------ Data listing ------
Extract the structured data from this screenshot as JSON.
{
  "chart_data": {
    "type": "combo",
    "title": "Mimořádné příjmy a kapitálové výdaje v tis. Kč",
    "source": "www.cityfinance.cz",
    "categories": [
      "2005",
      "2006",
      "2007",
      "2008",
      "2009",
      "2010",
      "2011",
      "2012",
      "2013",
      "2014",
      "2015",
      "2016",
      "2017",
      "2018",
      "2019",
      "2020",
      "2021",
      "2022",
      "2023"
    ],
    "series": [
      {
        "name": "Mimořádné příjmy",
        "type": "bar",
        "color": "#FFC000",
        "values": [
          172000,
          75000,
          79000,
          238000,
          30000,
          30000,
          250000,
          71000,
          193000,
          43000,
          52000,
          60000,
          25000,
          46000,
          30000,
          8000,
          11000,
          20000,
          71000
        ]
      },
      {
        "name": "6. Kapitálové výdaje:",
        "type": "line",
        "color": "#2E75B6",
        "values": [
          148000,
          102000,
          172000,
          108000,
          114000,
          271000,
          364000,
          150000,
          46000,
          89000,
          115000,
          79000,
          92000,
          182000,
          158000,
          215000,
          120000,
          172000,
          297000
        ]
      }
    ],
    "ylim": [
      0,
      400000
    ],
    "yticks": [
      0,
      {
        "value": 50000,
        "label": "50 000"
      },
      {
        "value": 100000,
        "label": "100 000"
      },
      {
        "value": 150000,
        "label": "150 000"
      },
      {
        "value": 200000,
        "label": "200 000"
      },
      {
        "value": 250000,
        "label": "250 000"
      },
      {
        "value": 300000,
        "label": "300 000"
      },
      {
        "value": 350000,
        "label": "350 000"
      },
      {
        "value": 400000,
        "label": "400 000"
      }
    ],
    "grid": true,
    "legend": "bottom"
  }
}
------
What the task asks: Repeat the entries exactly, all of them.

Answer to this task:
Extract the structured data from this screenshot as JSON.
{
  "chart_data": {
    "type": "combo",
    "title": "Mimořádné příjmy a kapitálové výdaje v tis. Kč",
    "source": "www.cityfinance.cz",
    "categories": [
      "2005",
      "2006",
      "2007",
      "2008",
      "2009",
      "2010",
      "2011",
      "2012",
      "2013",
      "2014",
      "2015",
      "2016",
      "2017",
      "2018",
      "2019",
      "2020",
      "2021",
      "2022",
      "2023"
    ],
    "series": [
      {
        "name": "Mimořádné příjmy",
        "type": "bar",
        "color": "#FFC000",
        "values": [
          172000,
          75000,
          79000,
          238000,
          30000,
          30000,
          250000,
          71000,
          193000,
          43000,
          52000,
          60000,
          25000,
          46000,
          30000,
          8000,
          11000,
          20000,
          71000
        ]
      },
      {
        "name": "6. Kapitálové výdaje:",
        "type": "line",
        "color": "#2E75B6",
        "values": [
          148000,
          102000,
          172000,
          108000,
          114000,
          271000,
          364000,
          150000,
          46000,
          89000,
          115000,
          79000,
          92000,
          182000,
          158000,
          215000,
          120000,
          172000,
          297000
        ]
      }
    ],
    "ylim": [
      0,
      400000
    ],
    "yticks": [
      0,
      {
        "value": 50000,
        "label": "50 000"
      },
      {
        "value": 100000,
        "label": "100 000"
      },
      {
        "value": 150000,
        "label": "150 000"
      },
      {
        "value": 200000,
        "label": "200 000"
      },
      {
        "value": 250000,
        "label": "250 000"
      },
      {
        "value": 300000,
        "label": "300 000"
      },
      {
        "value": 350000,
        "label": "350 000"
      },
      {
        "value": 400000,
        "label": "400 000"
      }
    ],
    "grid": true,
    "legend": "bottom"
  }
}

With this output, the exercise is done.